Given request: Do any lines in the data below contain "this"? If so, copy every one of them.

begin Record list

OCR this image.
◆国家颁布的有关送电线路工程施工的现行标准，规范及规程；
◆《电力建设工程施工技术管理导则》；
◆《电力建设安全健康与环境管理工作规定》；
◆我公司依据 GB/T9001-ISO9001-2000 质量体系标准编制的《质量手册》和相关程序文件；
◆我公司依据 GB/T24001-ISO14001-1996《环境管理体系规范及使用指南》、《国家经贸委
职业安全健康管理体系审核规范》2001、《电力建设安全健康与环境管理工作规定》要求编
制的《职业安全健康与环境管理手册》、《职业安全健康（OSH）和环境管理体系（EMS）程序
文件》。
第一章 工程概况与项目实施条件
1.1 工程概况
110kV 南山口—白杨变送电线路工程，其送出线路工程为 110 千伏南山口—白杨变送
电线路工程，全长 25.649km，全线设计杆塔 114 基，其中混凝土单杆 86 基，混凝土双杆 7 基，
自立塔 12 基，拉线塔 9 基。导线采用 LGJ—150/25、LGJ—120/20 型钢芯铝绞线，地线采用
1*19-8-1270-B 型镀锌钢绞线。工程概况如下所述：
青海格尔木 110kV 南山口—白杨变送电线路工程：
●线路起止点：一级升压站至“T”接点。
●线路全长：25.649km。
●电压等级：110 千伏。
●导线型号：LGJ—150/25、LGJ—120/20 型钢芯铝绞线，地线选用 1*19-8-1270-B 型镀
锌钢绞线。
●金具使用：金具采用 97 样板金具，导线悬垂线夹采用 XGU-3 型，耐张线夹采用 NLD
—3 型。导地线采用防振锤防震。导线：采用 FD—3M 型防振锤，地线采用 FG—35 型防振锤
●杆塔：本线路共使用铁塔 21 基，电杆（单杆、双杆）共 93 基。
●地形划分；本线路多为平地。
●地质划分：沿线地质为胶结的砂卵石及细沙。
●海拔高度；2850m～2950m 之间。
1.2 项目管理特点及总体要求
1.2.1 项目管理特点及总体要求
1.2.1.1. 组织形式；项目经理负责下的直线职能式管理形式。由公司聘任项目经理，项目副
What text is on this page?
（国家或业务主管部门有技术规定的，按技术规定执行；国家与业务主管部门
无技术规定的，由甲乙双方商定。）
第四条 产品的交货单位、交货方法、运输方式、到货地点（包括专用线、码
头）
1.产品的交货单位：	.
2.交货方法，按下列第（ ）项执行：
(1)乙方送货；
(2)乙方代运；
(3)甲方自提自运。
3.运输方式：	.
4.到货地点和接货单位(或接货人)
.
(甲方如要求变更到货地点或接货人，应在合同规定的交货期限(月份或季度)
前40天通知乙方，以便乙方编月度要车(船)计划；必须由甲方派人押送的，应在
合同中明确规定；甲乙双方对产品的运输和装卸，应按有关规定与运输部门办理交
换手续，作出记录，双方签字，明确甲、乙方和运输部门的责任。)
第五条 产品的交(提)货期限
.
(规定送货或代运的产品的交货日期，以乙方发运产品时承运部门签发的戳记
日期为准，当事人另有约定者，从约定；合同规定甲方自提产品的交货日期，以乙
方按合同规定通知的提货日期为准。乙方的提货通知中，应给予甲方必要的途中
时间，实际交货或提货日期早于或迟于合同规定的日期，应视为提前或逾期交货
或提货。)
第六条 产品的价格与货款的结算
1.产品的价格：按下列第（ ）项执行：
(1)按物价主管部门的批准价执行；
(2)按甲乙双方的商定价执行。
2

end Record list

Solution:
OCR this image.
What text is on this page?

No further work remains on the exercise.